** Text under study **
==========
Statement of reasons for adopting regulations need not state why the commission adopted each individual provision of the standards or need not respond to all concerns raised in testimony as such a requirement would be unduly onerous for the commission and unnecessary for the purposes of appellate review. Univ. of Cal. v. N.M. Water Quality Control Comm’n, 2004-NMCA-073, 136 N.M. 45, 94 P.3d 788.
Discretion in consideration of factors. — In adopting standards for organic compounds in groundwater, Subsection D (now E) does not require the record to contain the commission's consideration of every part within the six (now seven) factors for each organic compound. The commission possesses reasonable discretion in its consideration of the six factors and in the weight it gives to each factor. Tenneco Oil Co. v. N.M. Water Quality Control Comm'n, 1987-NMCA-153, 107 N.M. 469, 760 P.2d 161, cert. denied (1988).
==========
** Recorded information **
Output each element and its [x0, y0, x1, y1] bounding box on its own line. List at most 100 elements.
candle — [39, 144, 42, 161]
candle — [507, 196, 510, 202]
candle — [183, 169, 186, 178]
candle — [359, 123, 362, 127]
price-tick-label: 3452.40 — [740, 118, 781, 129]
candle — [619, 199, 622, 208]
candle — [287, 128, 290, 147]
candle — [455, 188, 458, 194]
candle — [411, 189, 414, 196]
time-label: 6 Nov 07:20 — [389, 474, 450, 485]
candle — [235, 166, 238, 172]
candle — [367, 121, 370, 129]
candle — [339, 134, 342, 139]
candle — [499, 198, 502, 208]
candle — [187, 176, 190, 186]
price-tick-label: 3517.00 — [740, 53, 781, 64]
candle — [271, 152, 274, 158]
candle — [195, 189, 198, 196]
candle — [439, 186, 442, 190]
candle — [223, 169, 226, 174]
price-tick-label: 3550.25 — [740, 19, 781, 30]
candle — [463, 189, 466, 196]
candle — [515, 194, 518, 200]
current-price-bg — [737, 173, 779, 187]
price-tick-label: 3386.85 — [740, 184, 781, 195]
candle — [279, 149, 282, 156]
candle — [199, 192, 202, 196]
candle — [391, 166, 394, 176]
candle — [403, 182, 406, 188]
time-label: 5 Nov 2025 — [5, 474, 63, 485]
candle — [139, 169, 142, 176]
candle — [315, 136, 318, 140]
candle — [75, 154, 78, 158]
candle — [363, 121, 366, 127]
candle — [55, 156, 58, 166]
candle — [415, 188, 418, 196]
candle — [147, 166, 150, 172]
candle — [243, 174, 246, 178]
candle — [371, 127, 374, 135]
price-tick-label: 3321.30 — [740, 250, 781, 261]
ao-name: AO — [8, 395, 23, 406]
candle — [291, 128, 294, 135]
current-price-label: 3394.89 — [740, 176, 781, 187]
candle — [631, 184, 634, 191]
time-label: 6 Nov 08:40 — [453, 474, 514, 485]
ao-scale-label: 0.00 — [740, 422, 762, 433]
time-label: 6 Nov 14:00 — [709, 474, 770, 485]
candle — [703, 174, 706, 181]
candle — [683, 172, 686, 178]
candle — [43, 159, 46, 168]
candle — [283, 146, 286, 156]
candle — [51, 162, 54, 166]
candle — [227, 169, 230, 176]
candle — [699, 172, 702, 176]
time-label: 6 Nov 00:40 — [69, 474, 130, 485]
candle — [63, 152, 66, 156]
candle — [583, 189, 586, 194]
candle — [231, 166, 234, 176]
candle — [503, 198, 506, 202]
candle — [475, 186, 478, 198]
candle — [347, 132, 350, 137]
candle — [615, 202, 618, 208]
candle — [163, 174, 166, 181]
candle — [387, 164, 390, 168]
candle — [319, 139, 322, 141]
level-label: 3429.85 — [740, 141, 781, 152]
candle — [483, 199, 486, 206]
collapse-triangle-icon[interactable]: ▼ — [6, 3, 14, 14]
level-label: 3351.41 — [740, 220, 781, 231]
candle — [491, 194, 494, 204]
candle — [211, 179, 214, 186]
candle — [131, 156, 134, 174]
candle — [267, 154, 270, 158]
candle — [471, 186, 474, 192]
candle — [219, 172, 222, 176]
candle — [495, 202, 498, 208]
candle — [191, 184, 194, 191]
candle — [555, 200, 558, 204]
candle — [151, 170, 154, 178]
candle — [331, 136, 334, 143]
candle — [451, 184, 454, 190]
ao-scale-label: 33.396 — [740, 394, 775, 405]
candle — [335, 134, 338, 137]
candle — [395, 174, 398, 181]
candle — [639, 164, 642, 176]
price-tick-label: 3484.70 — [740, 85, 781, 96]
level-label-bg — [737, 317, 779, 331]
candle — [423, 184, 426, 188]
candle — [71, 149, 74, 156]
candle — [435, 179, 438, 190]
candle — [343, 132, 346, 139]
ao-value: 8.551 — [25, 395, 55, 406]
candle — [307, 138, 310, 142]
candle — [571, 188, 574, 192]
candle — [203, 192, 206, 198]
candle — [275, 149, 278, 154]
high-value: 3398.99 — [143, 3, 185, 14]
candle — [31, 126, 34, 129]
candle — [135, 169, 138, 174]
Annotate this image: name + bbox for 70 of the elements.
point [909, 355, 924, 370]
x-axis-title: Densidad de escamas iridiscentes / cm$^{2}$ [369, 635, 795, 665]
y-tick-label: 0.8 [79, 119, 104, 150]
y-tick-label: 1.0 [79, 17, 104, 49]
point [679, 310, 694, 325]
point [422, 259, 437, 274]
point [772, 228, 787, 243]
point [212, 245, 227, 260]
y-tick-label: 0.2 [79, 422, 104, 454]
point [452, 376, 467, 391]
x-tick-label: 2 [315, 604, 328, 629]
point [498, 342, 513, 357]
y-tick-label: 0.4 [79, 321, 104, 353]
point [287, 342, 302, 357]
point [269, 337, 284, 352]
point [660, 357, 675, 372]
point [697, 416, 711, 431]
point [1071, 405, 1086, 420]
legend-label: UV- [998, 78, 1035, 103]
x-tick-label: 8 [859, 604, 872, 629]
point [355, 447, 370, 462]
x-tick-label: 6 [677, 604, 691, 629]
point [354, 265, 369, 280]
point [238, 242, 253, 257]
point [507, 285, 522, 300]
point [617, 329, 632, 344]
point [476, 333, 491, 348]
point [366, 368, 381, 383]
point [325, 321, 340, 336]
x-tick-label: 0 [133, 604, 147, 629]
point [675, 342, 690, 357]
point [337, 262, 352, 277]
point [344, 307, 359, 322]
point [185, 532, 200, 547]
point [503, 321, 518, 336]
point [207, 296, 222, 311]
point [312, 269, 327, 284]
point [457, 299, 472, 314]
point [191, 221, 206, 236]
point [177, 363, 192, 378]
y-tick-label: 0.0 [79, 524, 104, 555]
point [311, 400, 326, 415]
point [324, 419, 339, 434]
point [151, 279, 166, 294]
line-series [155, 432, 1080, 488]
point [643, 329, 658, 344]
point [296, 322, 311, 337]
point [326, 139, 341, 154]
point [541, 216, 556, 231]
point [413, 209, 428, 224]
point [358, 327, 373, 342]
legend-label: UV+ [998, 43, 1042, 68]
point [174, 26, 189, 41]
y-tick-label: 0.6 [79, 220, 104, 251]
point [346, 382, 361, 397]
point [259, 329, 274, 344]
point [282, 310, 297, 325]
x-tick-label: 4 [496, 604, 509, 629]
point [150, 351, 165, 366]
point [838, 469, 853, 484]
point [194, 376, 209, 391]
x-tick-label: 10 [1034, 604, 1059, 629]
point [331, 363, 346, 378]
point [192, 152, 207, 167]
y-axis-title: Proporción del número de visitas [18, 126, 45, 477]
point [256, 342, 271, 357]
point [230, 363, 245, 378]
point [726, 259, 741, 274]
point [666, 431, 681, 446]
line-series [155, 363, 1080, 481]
==========
** Your instructions **
Extend the annotations on the New Mexico Water Quality Control Commission's rulemaking, picking up after their final sentence.

** Output **
No requirement that commission consider complete environmental impact. — There is no specific requirement in the commission's mandate that it consider to the fullest extent possible the environmental consequences of its action. The commission could in all good faith adopt a regulation governing the effluent quality of sewage so restrictive that municipalities would turn to methods other than those currently used to dispose of it which would have adverse environmental consequences far more serious than some pollution of the waters of the state. City of Roswell v. N.M. Water Quality Control Comm'n, 1972-NMCA-160, 84 N.M. 561, 505 P.2d 1237, cert. denied, 84 N.M. 560, 505 P.2d 1236 (1973) (decided under former law).
Commission may delegate authority to administer regulations. — Where the commission gives the environmental improvement division the authority to administer certain regulations, there is no unlawful delegation of authority. Kerr-McGee Nuclear Corp. v. N.M. Water Quality Control Comm'n, 1982-NMCA-015, 98 N.M. 240, 647 P.2d 873.
The federal environmental protection agency did not act arbitrarily or capricously in relying on a letter written by the chairman of the New Mexico water quality control commission interpreting a regulation of the water quality control commission. Defenders of Wildlife v. U.S. Envtl. Protection Agency, 415 F.3d 1121 (10th Cir. 2005).
Tributaries of waters with fishery uses. — Nothing in the plain language of Subsection C (now D) of this section prohibits the commission from protecting waters with fishery uses by applying the standards to tributaries of those waters. Univ. of Cal. v. N.M. Water Quality Control Comm’n, 2004-NMCA-073, 136 N.M. 45, 94 P.3d 788.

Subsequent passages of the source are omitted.